BEGIN EXERCISE MATERIALS

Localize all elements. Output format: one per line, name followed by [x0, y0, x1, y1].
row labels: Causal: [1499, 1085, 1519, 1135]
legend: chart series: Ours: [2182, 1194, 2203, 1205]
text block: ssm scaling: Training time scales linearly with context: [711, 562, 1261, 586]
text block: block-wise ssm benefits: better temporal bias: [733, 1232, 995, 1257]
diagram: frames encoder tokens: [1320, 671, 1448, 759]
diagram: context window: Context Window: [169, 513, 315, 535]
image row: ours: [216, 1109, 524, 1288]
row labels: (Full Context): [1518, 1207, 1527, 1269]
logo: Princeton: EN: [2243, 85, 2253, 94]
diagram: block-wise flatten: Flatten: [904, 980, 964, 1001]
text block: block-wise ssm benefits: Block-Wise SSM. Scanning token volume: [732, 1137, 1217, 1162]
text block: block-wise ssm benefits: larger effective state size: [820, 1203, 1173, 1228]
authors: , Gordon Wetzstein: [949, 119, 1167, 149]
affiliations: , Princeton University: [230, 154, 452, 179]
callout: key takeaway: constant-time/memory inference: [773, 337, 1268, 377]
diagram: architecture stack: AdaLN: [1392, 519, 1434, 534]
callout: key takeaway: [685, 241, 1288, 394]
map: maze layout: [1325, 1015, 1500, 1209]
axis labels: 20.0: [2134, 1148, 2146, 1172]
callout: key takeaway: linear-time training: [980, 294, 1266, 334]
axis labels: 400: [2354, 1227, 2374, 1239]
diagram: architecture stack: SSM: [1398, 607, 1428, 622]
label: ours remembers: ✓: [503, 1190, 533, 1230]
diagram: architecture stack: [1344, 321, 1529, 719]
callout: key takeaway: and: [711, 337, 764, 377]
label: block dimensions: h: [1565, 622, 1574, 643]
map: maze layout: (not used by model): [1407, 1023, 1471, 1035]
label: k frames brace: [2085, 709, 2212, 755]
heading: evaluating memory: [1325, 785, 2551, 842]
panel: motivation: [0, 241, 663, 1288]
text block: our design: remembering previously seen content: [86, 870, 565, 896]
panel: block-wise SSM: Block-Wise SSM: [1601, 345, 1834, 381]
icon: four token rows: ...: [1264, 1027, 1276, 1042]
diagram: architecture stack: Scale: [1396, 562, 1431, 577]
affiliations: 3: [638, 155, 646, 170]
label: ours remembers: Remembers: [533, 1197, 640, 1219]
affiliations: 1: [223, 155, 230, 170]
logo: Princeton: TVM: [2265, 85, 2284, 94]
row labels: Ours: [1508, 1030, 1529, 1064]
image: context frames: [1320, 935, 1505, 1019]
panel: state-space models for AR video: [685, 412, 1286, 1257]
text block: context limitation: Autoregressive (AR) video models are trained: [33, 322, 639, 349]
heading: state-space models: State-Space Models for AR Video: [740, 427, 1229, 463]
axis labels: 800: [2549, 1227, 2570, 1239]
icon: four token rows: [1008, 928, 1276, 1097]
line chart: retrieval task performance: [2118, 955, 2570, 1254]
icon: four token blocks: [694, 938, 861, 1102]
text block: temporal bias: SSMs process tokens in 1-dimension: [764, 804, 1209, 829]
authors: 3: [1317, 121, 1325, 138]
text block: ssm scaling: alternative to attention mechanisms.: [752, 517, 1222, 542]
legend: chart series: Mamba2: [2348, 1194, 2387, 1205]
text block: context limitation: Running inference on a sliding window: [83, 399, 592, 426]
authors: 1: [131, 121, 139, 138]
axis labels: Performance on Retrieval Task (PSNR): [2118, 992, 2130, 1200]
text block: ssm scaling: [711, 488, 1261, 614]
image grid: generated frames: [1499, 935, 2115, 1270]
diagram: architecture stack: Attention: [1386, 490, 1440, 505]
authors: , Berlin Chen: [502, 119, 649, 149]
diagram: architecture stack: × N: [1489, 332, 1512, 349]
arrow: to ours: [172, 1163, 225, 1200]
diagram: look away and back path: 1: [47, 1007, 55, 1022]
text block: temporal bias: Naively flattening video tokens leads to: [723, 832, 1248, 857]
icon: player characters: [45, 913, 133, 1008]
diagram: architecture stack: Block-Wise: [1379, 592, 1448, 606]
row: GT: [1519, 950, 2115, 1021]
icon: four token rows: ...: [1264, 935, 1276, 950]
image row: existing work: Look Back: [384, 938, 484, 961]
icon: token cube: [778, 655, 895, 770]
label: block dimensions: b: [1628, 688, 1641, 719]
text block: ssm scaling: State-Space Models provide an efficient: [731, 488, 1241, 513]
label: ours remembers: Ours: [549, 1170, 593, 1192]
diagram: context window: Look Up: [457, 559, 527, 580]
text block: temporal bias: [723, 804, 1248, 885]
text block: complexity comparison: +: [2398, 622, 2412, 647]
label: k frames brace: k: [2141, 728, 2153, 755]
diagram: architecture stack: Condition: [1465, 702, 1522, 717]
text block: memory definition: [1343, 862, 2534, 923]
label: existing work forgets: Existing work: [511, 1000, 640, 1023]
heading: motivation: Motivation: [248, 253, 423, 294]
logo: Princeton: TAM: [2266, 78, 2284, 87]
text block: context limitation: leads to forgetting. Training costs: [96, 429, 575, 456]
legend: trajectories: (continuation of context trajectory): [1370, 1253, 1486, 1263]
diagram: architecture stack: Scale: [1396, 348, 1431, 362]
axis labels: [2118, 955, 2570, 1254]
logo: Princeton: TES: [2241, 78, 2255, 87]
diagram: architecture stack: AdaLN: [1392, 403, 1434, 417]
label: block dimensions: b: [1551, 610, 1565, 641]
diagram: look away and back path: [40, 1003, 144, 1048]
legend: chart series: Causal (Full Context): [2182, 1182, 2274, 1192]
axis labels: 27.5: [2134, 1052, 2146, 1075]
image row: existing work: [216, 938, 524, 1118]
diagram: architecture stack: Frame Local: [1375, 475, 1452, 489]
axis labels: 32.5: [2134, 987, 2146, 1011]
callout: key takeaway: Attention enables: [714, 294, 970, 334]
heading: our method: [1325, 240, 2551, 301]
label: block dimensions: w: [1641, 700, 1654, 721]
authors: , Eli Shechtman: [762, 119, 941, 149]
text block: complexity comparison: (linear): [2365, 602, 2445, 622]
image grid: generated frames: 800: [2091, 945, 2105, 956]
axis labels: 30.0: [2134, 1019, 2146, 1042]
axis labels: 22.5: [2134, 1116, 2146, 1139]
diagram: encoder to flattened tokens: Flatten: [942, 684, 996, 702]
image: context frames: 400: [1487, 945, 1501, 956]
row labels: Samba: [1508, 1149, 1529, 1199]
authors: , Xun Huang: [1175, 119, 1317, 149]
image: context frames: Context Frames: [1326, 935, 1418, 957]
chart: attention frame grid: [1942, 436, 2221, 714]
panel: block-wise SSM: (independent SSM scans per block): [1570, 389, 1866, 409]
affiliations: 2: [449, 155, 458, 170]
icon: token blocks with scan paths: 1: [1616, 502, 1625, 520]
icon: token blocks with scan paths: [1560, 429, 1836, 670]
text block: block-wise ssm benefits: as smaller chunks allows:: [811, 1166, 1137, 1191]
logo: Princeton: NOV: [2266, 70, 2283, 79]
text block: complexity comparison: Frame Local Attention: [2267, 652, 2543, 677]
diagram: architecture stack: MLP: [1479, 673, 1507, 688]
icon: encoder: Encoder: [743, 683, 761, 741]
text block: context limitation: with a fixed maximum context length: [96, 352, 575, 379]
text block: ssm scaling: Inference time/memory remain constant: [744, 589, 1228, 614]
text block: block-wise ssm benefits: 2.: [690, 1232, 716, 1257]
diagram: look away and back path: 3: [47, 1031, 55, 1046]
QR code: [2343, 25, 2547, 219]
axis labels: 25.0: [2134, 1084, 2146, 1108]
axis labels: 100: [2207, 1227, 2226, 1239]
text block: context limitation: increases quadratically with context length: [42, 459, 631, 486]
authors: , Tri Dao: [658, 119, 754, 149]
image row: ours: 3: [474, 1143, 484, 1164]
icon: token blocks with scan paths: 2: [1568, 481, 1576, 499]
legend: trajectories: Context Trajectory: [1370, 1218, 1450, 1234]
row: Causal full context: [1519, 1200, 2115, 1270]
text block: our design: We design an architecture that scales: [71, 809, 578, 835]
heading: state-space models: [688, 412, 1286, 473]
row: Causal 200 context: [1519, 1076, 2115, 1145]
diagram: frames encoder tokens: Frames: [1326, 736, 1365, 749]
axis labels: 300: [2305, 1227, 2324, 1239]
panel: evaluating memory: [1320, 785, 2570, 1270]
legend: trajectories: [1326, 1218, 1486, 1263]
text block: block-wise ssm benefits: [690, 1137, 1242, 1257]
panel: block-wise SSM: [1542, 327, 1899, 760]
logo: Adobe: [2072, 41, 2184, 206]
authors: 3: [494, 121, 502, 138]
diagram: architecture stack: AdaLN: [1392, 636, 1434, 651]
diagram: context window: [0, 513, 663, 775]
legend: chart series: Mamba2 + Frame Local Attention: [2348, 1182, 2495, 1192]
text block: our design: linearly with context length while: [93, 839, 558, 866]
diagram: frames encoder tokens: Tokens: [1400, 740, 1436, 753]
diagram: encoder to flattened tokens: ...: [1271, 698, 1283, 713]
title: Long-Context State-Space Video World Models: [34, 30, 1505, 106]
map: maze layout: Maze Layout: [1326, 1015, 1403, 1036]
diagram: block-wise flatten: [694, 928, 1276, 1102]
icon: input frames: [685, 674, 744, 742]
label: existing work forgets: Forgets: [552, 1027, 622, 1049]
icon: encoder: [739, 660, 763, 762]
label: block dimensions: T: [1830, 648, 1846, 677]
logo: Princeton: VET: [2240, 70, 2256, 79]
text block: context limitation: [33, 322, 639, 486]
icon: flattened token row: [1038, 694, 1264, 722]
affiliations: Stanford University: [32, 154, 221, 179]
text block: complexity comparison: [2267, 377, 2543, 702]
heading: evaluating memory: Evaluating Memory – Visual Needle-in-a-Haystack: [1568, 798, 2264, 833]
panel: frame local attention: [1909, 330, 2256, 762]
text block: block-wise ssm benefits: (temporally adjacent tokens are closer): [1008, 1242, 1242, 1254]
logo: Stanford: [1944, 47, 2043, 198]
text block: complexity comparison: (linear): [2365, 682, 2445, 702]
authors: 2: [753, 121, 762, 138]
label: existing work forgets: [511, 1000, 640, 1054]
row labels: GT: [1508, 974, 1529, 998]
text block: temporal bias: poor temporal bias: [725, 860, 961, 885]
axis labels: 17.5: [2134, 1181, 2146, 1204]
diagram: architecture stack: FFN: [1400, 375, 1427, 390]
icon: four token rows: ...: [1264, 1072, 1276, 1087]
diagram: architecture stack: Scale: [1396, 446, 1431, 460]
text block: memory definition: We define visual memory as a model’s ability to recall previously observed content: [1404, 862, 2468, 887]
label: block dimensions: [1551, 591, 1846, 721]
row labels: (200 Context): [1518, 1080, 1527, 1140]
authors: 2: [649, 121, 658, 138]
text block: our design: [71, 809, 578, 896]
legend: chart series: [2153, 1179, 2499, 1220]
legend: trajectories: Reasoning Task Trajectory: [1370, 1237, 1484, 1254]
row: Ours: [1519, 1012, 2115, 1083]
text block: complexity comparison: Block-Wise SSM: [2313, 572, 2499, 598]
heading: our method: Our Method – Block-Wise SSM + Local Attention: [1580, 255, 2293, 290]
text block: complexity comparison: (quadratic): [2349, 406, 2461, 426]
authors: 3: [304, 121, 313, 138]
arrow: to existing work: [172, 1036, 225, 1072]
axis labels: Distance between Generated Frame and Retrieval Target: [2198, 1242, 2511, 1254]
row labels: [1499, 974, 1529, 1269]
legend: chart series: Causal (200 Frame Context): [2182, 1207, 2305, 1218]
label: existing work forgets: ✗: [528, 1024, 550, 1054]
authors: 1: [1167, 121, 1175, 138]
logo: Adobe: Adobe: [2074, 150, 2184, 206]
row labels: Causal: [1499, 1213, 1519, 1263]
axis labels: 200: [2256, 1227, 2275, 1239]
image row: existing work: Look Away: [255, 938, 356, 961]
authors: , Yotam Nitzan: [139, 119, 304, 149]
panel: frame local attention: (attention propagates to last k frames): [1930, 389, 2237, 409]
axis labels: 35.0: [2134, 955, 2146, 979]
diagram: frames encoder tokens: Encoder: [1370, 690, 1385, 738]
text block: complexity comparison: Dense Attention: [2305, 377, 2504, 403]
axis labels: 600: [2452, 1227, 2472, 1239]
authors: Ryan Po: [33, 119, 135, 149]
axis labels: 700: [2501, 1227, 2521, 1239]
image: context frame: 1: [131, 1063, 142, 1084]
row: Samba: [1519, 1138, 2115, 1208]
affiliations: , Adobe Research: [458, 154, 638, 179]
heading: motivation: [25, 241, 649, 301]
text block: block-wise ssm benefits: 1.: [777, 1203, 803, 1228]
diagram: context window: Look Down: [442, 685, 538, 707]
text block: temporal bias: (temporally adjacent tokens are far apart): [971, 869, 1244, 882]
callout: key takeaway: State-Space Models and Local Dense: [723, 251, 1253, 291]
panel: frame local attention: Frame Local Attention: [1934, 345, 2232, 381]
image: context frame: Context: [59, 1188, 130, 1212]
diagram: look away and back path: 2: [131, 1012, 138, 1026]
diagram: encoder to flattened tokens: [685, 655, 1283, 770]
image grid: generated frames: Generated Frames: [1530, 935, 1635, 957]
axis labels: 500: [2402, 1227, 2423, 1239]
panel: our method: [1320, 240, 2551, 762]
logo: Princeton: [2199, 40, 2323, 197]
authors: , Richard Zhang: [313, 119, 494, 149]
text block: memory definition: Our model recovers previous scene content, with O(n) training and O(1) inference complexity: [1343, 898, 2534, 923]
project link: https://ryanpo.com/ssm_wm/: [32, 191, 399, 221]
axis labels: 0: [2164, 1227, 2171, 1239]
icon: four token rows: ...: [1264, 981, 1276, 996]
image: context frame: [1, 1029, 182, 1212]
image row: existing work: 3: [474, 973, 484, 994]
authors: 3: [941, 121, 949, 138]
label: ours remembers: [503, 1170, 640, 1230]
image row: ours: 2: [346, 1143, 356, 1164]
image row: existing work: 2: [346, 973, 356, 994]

END EXERCISE MATERIALS

→ **STATED EXERCISE**: Change "key takeaway" to "main point" in everything from the first line down to the line containing "image: context frames: [1320, 935, 1505, 1019]", and keep all else the same. Give back only those lines.

→ **ANSWER FOR THE TASK**:
Localize all elements. Output format: one per line, name followed by [x0, y0, x1, y1].
row labels: Causal: [1499, 1085, 1519, 1135]
legend: chart series: Ours: [2182, 1194, 2203, 1205]
text block: ssm scaling: Training time scales linearly with context: [711, 562, 1261, 586]
text block: block-wise ssm benefits: better temporal bias: [733, 1232, 995, 1257]
diagram: frames encoder tokens: [1320, 671, 1448, 759]
diagram: context window: Context Window: [169, 513, 315, 535]
image row: ours: [216, 1109, 524, 1288]
row labels: (Full Context): [1518, 1207, 1527, 1269]
logo: Princeton: EN: [2243, 85, 2253, 94]
diagram: block-wise flatten: Flatten: [904, 980, 964, 1001]
text block: block-wise ssm benefits: Block-Wise SSM. Scanning token volume: [732, 1137, 1217, 1162]
text block: block-wise ssm benefits: larger effective state size: [820, 1203, 1173, 1228]
authors: , Gordon Wetzstein: [949, 119, 1167, 149]
affiliations: , Princeton University: [230, 154, 452, 179]
callout: main point: constant-time/memory inference: [773, 337, 1268, 377]
diagram: architecture stack: AdaLN: [1392, 519, 1434, 534]
callout: main point: [685, 241, 1288, 394]
map: maze layout: [1325, 1015, 1500, 1209]
axis labels: 20.0: [2134, 1148, 2146, 1172]
callout: main point: linear-time training: [980, 294, 1266, 334]
axis labels: 400: [2354, 1227, 2374, 1239]
diagram: architecture stack: SSM: [1398, 607, 1428, 622]
label: ours remembers: ✓: [503, 1190, 533, 1230]
diagram: architecture stack: [1344, 321, 1529, 719]
callout: main point: and: [711, 337, 764, 377]
label: block dimensions: h: [1565, 622, 1574, 643]
map: maze layout: (not used by model): [1407, 1023, 1471, 1035]
label: k frames brace: [2085, 709, 2212, 755]
heading: evaluating memory: [1325, 785, 2551, 842]
panel: motivation: [0, 241, 663, 1288]
text block: our design: remembering previously seen content: [86, 870, 565, 896]
panel: block-wise SSM: Block-Wise SSM: [1601, 345, 1834, 381]
icon: four token rows: ...: [1264, 1027, 1276, 1042]
diagram: architecture stack: Scale: [1396, 562, 1431, 577]
affiliations: 3: [638, 155, 646, 170]
label: ours remembers: Remembers: [533, 1197, 640, 1219]
affiliations: 1: [223, 155, 230, 170]
logo: Princeton: TVM: [2265, 85, 2284, 94]
row labels: Ours: [1508, 1030, 1529, 1064]
image: context frames: [1320, 935, 1505, 1019]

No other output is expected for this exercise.